**** LISTING

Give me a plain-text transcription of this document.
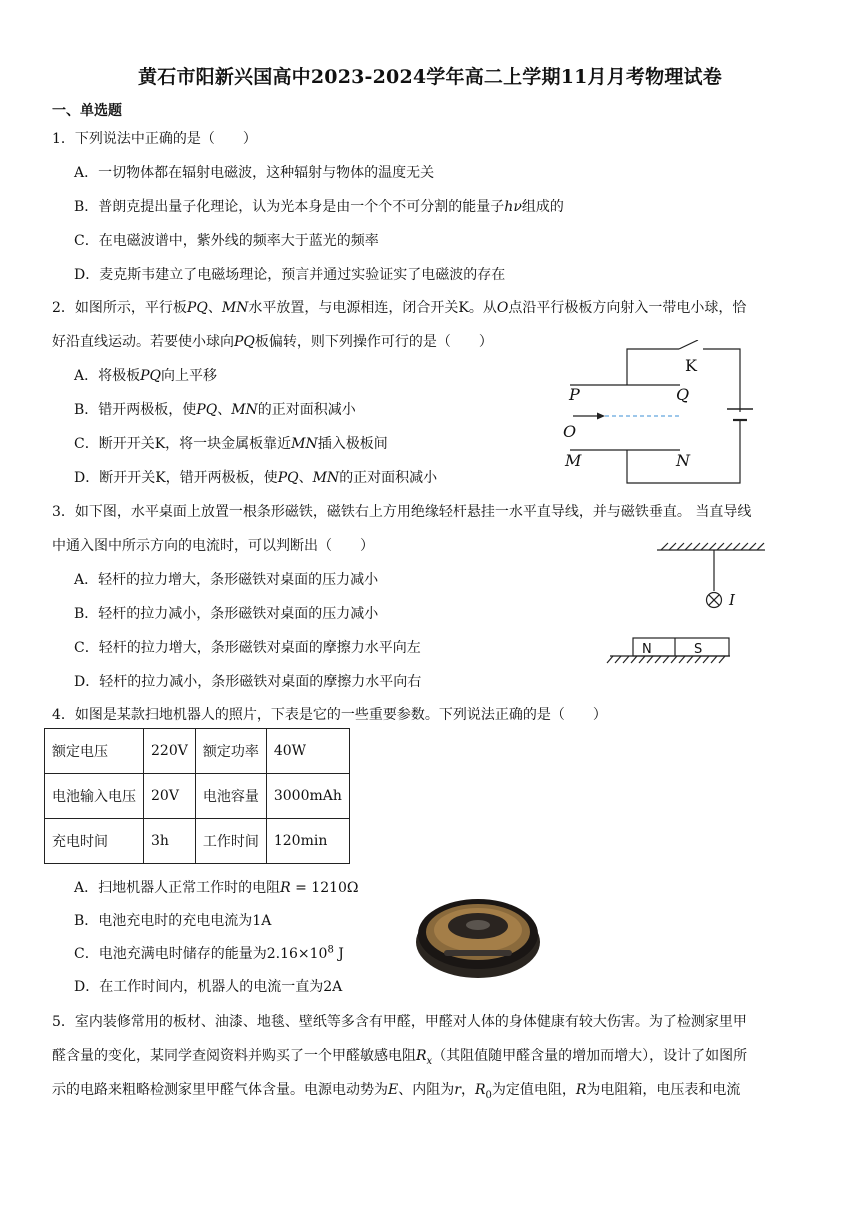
黄石市阳新兴国高中2023-2024学年高二上学期11月月考物理试卷
一、单选题
1．下列说法中正确的是（　　）
A．一切物体都在辐射电磁波，这种辐射与物体的温度无关
B．普朗克提出量子化理论，认为光本身是由一个个不可分割的能量子hν组成的
C．在电磁波谱中，紫外线的频率大于蓝光的频率
D．麦克斯韦建立了电磁场理论，预言并通过实验证实了电磁波的存在
2．如图所示，平行板PQ、MN水平放置，与电源相连，闭合开关K。从O点沿平行极板方向射入一带电小球，恰
好沿直线运动。若要使小球向PQ板偏转，则下列操作可行的是（　　）
A．将极板PQ向上平移
B．错开两极板，使PQ、MN的正对面积减小
C．断开开关K，将一块金属板靠近MN插入极板间
D．断开开关K，错开两极板，使PQ、MN的正对面积减小
K
P	Q
O
M	N
3．如下图，水平桌面上放置一根条形磁铁，磁铁右上方用绝缘轻杆悬挂一水平直导线，并与磁铁垂直。 当直导线
中通入图中所示方向的电流时，可以判断出（　　）
A．轻杆的拉力增大，条形磁铁对桌面的压力减小
B．轻杆的拉力减小，条形磁铁对桌面的压力减小
C．轻杆的拉力增大，条形磁铁对桌面的摩擦力水平向左
D．轻杆的拉力减小，条形磁铁对桌面的摩擦力水平向右
I
N	S
4．如图是某款扫地机器人的照片，下表是它的一些重要参数。下列说法正确的是（　　）
额定电压	220V	额定功率	40W
电池输入电压	20V	电池容量	3000mAh
充电时间	3h	工作时间	120min
A．扫地机器人正常工作时的电阻R = 1210Ω
B．电池充电时的充电电流为1A
C．电池充满电时储存的能量为$2.16\times 10^8$ J
D．在工作时间内，机器人的电流一直为2A
5．室内装修常用的板材、油漆、地毯、壁纸等多含有甲醛，甲醛对人体的身体健康有较大伤害。为了检测家里甲
醛含量的变化，某同学查阅资料并购买了一个甲醛敏感电阻$R_x$（其阻值随甲醛含量的增加而增大），设计了如图所
示的电路来粗略检测家里甲醛气体含量。电源电动势为E、内阻为r，$R_0$为定值电阻，R为电阻箱，电压表和电流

********

DIRECTION: Find the string "条形磁铁对桌面的压力减小" in the listing and return every line that holds it.

TASK ANSWER:
A．轻杆的拉力增大，条形磁铁对桌面的压力减小
B．轻杆的拉力减小，条形磁铁对桌面的压力减小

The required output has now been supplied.